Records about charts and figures
_____
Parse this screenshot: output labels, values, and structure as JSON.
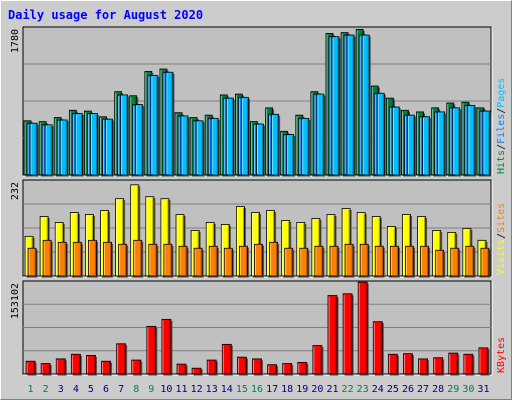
{
  "chart_data": {
    "type": "bar",
    "title": "Daily usage for August 2020",
    "categories": [
      "1",
      "2",
      "3",
      "4",
      "5",
      "6",
      "7",
      "8",
      "9",
      "10",
      "11",
      "12",
      "13",
      "14",
      "15",
      "16",
      "17",
      "18",
      "19",
      "20",
      "21",
      "22",
      "23",
      "24",
      "25",
      "26",
      "27",
      "28",
      "29",
      "30",
      "31"
    ],
    "weekend_days": [
      "1",
      "2",
      "8",
      "9",
      "15",
      "16",
      "22",
      "23",
      "29",
      "30"
    ],
    "panels": [
      {
        "id": "hits_files_pages",
        "max_label": "1780",
        "ymax": 1780,
        "series": [
          {
            "name": "Hits",
            "color": "#008040",
            "values": [
              670,
              660,
              710,
              800,
              790,
              720,
              1030,
              980,
              1280,
              1310,
              770,
              710,
              740,
              990,
              1000,
              660,
              830,
              540,
              740,
              1030,
              1750,
              1760,
              1800,
              1100,
              950,
              800,
              780,
              830,
              890,
              900,
              830
            ]
          },
          {
            "name": "Files",
            "color": "#0080ff",
            "values": [
              640,
              620,
              680,
              760,
              760,
              690,
              990,
              870,
              1230,
              1270,
              730,
              670,
              700,
              950,
              960,
              630,
              750,
              500,
              700,
              1000,
              1710,
              1730,
              1730,
              1010,
              840,
              740,
              720,
              780,
              830,
              860,
              790
            ]
          },
          {
            "name": "Pages",
            "color": "#00c0ff",
            "values": [
              640,
              620,
              680,
              760,
              760,
              690,
              990,
              870,
              1230,
              1270,
              730,
              670,
              700,
              950,
              960,
              630,
              750,
              500,
              700,
              1000,
              1710,
              1730,
              1730,
              1010,
              840,
              740,
              720,
              780,
              830,
              860,
              790
            ]
          }
        ]
      },
      {
        "id": "visits_sites",
        "max_label": "232",
        "ymax": 232,
        "series": [
          {
            "name": "Visits",
            "color": "#ffff00",
            "values": [
              100,
              150,
              135,
              160,
              155,
              165,
              195,
              230,
              200,
              195,
              155,
              115,
              135,
              130,
              175,
              160,
              165,
              140,
              135,
              145,
              155,
              170,
              160,
              150,
              125,
              155,
              150,
              115,
              110,
              120,
              90
            ]
          },
          {
            "name": "Sites",
            "color": "#ff8000",
            "values": [
              70,
              90,
              85,
              85,
              90,
              85,
              80,
              90,
              80,
              80,
              75,
              70,
              75,
              70,
              75,
              80,
              85,
              70,
              70,
              75,
              75,
              80,
              80,
              75,
              75,
              75,
              75,
              65,
              70,
              75,
              70
            ]
          }
        ]
      },
      {
        "id": "kbytes",
        "max_label": "153102",
        "ymax": 153102,
        "series": [
          {
            "name": "KBytes",
            "color": "#ff0000",
            "values": [
              22000,
              18000,
              26000,
              34000,
              32000,
              22000,
              52000,
              24000,
              82000,
              94000,
              17000,
              10000,
              24000,
              51000,
              29000,
              26000,
              16000,
              18000,
              20000,
              49000,
              135000,
              138000,
              158000,
              90000,
              34000,
              35000,
              26000,
              28000,
              36000,
              34000,
              45000
            ]
          }
        ]
      }
    ],
    "legend": {
      "panel1": [
        {
          "text": "Hits",
          "color": "#008040"
        },
        {
          "text": "Files",
          "color": "#0080ff"
        },
        {
          "text": "Pages",
          "color": "#00c0ff"
        }
      ],
      "panel2": [
        {
          "text": "Visits",
          "color": "#ffff00"
        },
        {
          "text": "Sites",
          "color": "#ff8000"
        }
      ],
      "panel3": [
        {
          "text": "KBytes",
          "color": "#ff0000"
        }
      ],
      "separator": "/"
    },
    "colors": {
      "title": "#0000ff",
      "weekday_label": "#000080",
      "weekend_label": "#008040",
      "plot_bg": "#c0c0c0",
      "frame_bg": "#cccccc"
    }
  }
}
_____
Written exercise: The records above are to be reproduced exactly; the pictures are to be left out.

Response to this task:
Parse this screenshot: output labels, values, and structure as JSON.
{
  "chart_data": {
    "type": "bar",
    "title": "Daily usage for August 2020",
    "categories": [
      "1",
      "2",
      "3",
      "4",
      "5",
      "6",
      "7",
      "8",
      "9",
      "10",
      "11",
      "12",
      "13",
      "14",
      "15",
      "16",
      "17",
      "18",
      "19",
      "20",
      "21",
      "22",
      "23",
      "24",
      "25",
      "26",
      "27",
      "28",
      "29",
      "30",
      "31"
    ],
    "weekend_days": [
      "1",
      "2",
      "8",
      "9",
      "15",
      "16",
      "22",
      "23",
      "29",
      "30"
    ],
    "panels": [
      {
        "id": "hits_files_pages",
        "max_label": "1780",
        "ymax": 1780,
        "series": [
          {
            "name": "Hits",
            "color": "#008040",
            "values": [
              670,
              660,
              710,
              800,
              790,
              720,
              1030,
              980,
              1280,
              1310,
              770,
              710,
              740,
              990,
              1000,
              660,
              830,
              540,
              740,
              1030,
              1750,
              1760,
              1800,
              1100,
              950,
              800,
              780,
              830,
              890,
              900,
              830
            ]
          },
          {
            "name": "Files",
            "color": "#0080ff",
            "values": [
              640,
              620,
              680,
              760,
              760,
              690,
              990,
              870,
              1230,
              1270,
              730,
              670,
              700,
              950,
              960,
              630,
              750,
              500,
              700,
              1000,
              1710,
              1730,
              1730,
              1010,
              840,
              740,
              720,
              780,
              830,
              860,
              790
            ]
          },
          {
            "name": "Pages",
            "color": "#00c0ff",
            "values": [
              640,
              620,
              680,
              760,
              760,
              690,
              990,
              870,
              1230,
              1270,
              730,
              670,
              700,
              950,
              960,
              630,
              750,
              500,
              700,
              1000,
              1710,
              1730,
              1730,
              1010,
              840,
              740,
              720,
              780,
              830,
              860,
              790
            ]
          }
        ]
      },
      {
        "id": "visits_sites",
        "max_label": "232",
        "ymax": 232,
        "series": [
          {
            "name": "Visits",
            "color": "#ffff00",
            "values": [
              100,
              150,
              135,
              160,
              155,
              165,
              195,
              230,
              200,
              195,
              155,
              115,
              135,
              130,
              175,
              160,
              165,
              140,
              135,
              145,
              155,
              170,
              160,
              150,
              125,
              155,
              150,
              115,
              110,
              120,
              90
            ]
          },
          {
            "name": "Sites",
            "color": "#ff8000",
            "values": [
              70,
              90,
              85,
              85,
              90,
              85,
              80,
              90,
              80,
              80,
              75,
              70,
              75,
              70,
              75,
              80,
              85,
              70,
              70,
              75,
              75,
              80,
              80,
              75,
              75,
              75,
              75,
              65,
              70,
              75,
              70
            ]
          }
        ]
      },
      {
        "id": "kbytes",
        "max_label": "153102",
        "ymax": 153102,
        "series": [
          {
            "name": "KBytes",
            "color": "#ff0000",
            "values": [
              22000,
              18000,
              26000,
              34000,
              32000,
              22000,
              52000,
              24000,
              82000,
              94000,
              17000,
              10000,
              24000,
              51000,
              29000,
              26000,
              16000,
              18000,
              20000,
              49000,
              135000,
              138000,
              158000,
              90000,
              34000,
              35000,
              26000,
              28000,
              36000,
              34000,
              45000
            ]
          }
        ]
      }
    ],
    "legend": {
      "panel1": [
        {
          "text": "Hits",
          "color": "#008040"
        },
        {
          "text": "Files",
          "color": "#0080ff"
        },
        {
          "text": "Pages",
          "color": "#00c0ff"
        }
      ],
      "panel2": [
        {
          "text": "Visits",
          "color": "#ffff00"
        },
        {
          "text": "Sites",
          "color": "#ff8000"
        }
      ],
      "panel3": [
        {
          "text": "KBytes",
          "color": "#ff0000"
        }
      ],
      "separator": "/"
    },
    "colors": {
      "title": "#0000ff",
      "weekday_label": "#000080",
      "weekend_label": "#008040",
      "plot_bg": "#c0c0c0",
      "frame_bg": "#cccccc"
    }
  }
}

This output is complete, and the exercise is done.